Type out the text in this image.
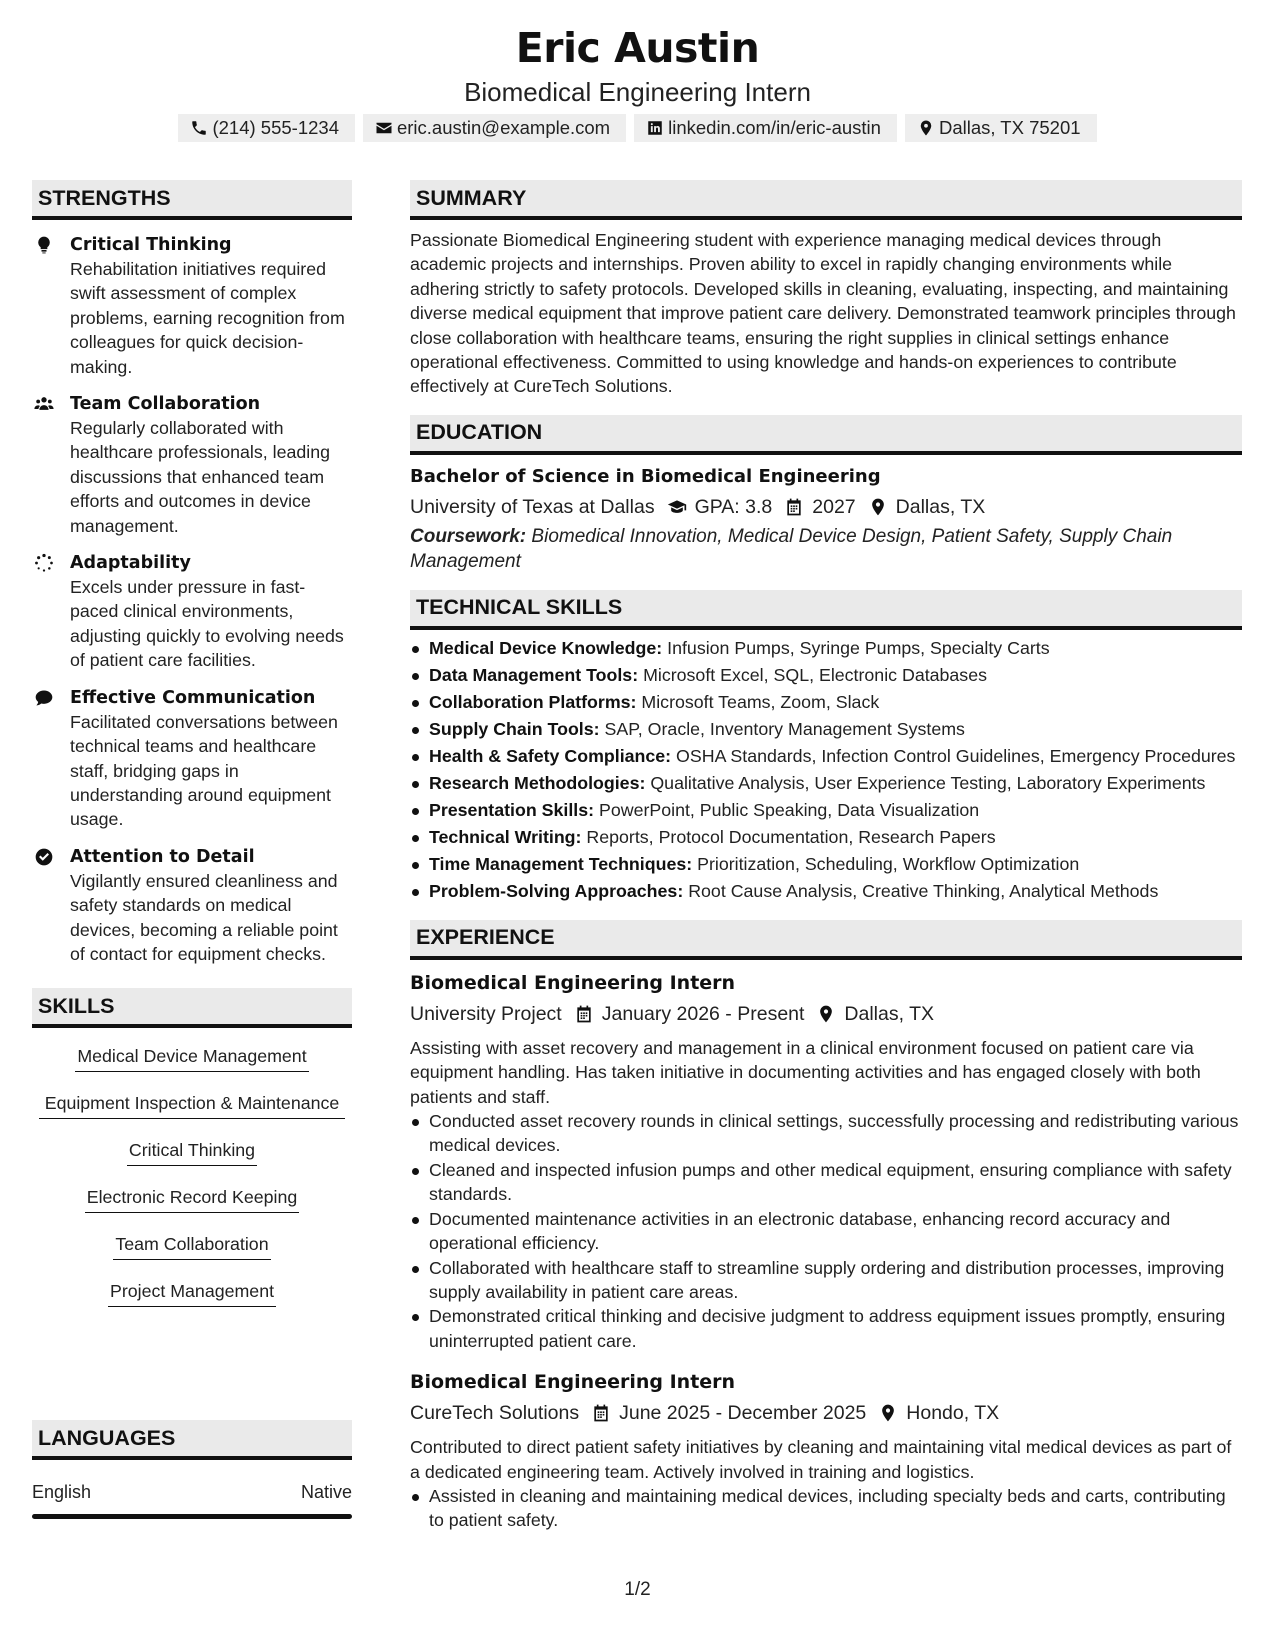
Eric Austin
Biomedical Engineering Intern
(214) 555-1234	eric.austin@example.com	linkedin.com/in/eric-austin	Dallas, TX 75201
STRENGTHS
Critical Thinking
Rehabilitation initiatives required swift assessment of complex problems, earning recognition from colleagues for quick decision-making.
Team Collaboration
Regularly collaborated with healthcare professionals, leading discussions that enhanced team efforts and outcomes in device management.
Adaptability
Excels under pressure in fast-paced clinical environments, adjusting quickly to evolving needs of patient care facilities.
Effective Communication
Facilitated conversations between technical teams and healthcare staff, bridging gaps in understanding around equipment usage.
Attention to Detail
Vigilantly ensured cleanliness and safety standards on medical devices, becoming a reliable point of contact for equipment checks.
SKILLS
Medical Device Management
Equipment Inspection & Maintenance
Critical Thinking
Electronic Record Keeping
Team Collaboration
Project Management
LANGUAGES
English	Native
SUMMARY
Passionate Biomedical Engineering student with experience managing medical devices through academic projects and internships. Proven ability to excel in rapidly changing environments while adhering strictly to safety protocols. Developed skills in cleaning, evaluating, inspecting, and maintaining diverse medical equipment that improve patient care delivery. Demonstrated teamwork principles through close collaboration with healthcare teams, ensuring the right supplies in clinical settings enhance operational effectiveness. Committed to using knowledge and hands-on experiences to contribute effectively at CureTech Solutions.
EDUCATION
Bachelor of Science in Biomedical Engineering
University of Texas at Dallas GPA: 3.8 2027 Dallas, TX
Coursework: Biomedical Innovation, Medical Device Design, Patient Safety, Supply Chain Management
TECHNICAL SKILLS
Medical Device Knowledge: Infusion Pumps, Syringe Pumps, Specialty Carts
Data Management Tools: Microsoft Excel, SQL, Electronic Databases
Collaboration Platforms: Microsoft Teams, Zoom, Slack
Supply Chain Tools: SAP, Oracle, Inventory Management Systems
Health & Safety Compliance: OSHA Standards, Infection Control Guidelines, Emergency Procedures
Research Methodologies: Qualitative Analysis, User Experience Testing, Laboratory Experiments
Presentation Skills: PowerPoint, Public Speaking, Data Visualization
Technical Writing: Reports, Protocol Documentation, Research Papers
Time Management Techniques: Prioritization, Scheduling, Workflow Optimization
Problem-Solving Approaches: Root Cause Analysis, Creative Thinking, Analytical Methods
EXPERIENCE
Biomedical Engineering Intern
University Project January 2026 - Present Dallas, TX
Assisting with asset recovery and management in a clinical environment focused on patient care via equipment handling. Has taken initiative in documenting activities and has engaged closely with both patients and staff.
Conducted asset recovery rounds in clinical settings, successfully processing and redistributing various medical devices.
Cleaned and inspected infusion pumps and other medical equipment, ensuring compliance with safety standards.
Documented maintenance activities in an electronic database, enhancing record accuracy and operational efficiency.
Collaborated with healthcare staff to streamline supply ordering and distribution processes, improving supply availability in patient care areas.
Demonstrated critical thinking and decisive judgment to address equipment issues promptly, ensuring uninterrupted patient care.
Biomedical Engineering Intern
CureTech Solutions June 2025 - December 2025 Hondo, TX
Contributed to direct patient safety initiatives by cleaning and maintaining vital medical devices as part of a dedicated engineering team. Actively involved in training and logistics.
Assisted in cleaning and maintaining medical devices, including specialty beds and carts, contributing to patient safety.
1/2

*Your assignment*. From the first line to the last, set down the data exactly, without the pictures.

*Answer box*.
Type out the text in this image.
Eric Austin
Biomedical Engineering Intern
(214) 555-1234	eric.austin@example.com	linkedin.com/in/eric-austin	Dallas, TX 75201
STRENGTHS
Critical Thinking
Rehabilitation initiatives required swift assessment of complex problems, earning recognition from colleagues for quick decision-making.
Team Collaboration
Regularly collaborated with healthcare professionals, leading discussions that enhanced team efforts and outcomes in device management.
Adaptability
Excels under pressure in fast-paced clinical environments, adjusting quickly to evolving needs of patient care facilities.
Effective Communication
Facilitated conversations between technical teams and healthcare staff, bridging gaps in understanding around equipment usage.
Attention to Detail
Vigilantly ensured cleanliness and safety standards on medical devices, becoming a reliable point of contact for equipment checks.
SKILLS
Medical Device Management
Equipment Inspection & Maintenance
Critical Thinking
Electronic Record Keeping
Team Collaboration
Project Management
LANGUAGES
English	Native
SUMMARY
Passionate Biomedical Engineering student with experience managing medical devices through academic projects and internships. Proven ability to excel in rapidly changing environments while adhering strictly to safety protocols. Developed skills in cleaning, evaluating, inspecting, and maintaining diverse medical equipment that improve patient care delivery. Demonstrated teamwork principles through close collaboration with healthcare teams, ensuring the right supplies in clinical settings enhance operational effectiveness. Committed to using knowledge and hands-on experiences to contribute effectively at CureTech Solutions.
EDUCATION
Bachelor of Science in Biomedical Engineering
University of Texas at Dallas GPA: 3.8 2027 Dallas, TX
Coursework: Biomedical Innovation, Medical Device Design, Patient Safety, Supply Chain Management
TECHNICAL SKILLS
Medical Device Knowledge: Infusion Pumps, Syringe Pumps, Specialty Carts
Data Management Tools: Microsoft Excel, SQL, Electronic Databases
Collaboration Platforms: Microsoft Teams, Zoom, Slack
Supply Chain Tools: SAP, Oracle, Inventory Management Systems
Health & Safety Compliance: OSHA Standards, Infection Control Guidelines, Emergency Procedures
Research Methodologies: Qualitative Analysis, User Experience Testing, Laboratory Experiments
Presentation Skills: PowerPoint, Public Speaking, Data Visualization
Technical Writing: Reports, Protocol Documentation, Research Papers
Time Management Techniques: Prioritization, Scheduling, Workflow Optimization
Problem-Solving Approaches: Root Cause Analysis, Creative Thinking, Analytical Methods
EXPERIENCE
Biomedical Engineering Intern
University Project January 2026 - Present Dallas, TX
Assisting with asset recovery and management in a clinical environment focused on patient care via equipment handling. Has taken initiative in documenting activities and has engaged closely with both patients and staff.
Conducted asset recovery rounds in clinical settings, successfully processing and redistributing various medical devices.
Cleaned and inspected infusion pumps and other medical equipment, ensuring compliance with safety standards.
Documented maintenance activities in an electronic database, enhancing record accuracy and operational efficiency.
Collaborated with healthcare staff to streamline supply ordering and distribution processes, improving supply availability in patient care areas.
Demonstrated critical thinking and decisive judgment to address equipment issues promptly, ensuring uninterrupted patient care.
Biomedical Engineering Intern
CureTech Solutions June 2025 - December 2025 Hondo, TX
Contributed to direct patient safety initiatives by cleaning and maintaining vital medical devices as part of a dedicated engineering team. Actively involved in training and logistics.
Assisted in cleaning and maintaining medical devices, including specialty beds and carts, contributing to patient safety.
1/2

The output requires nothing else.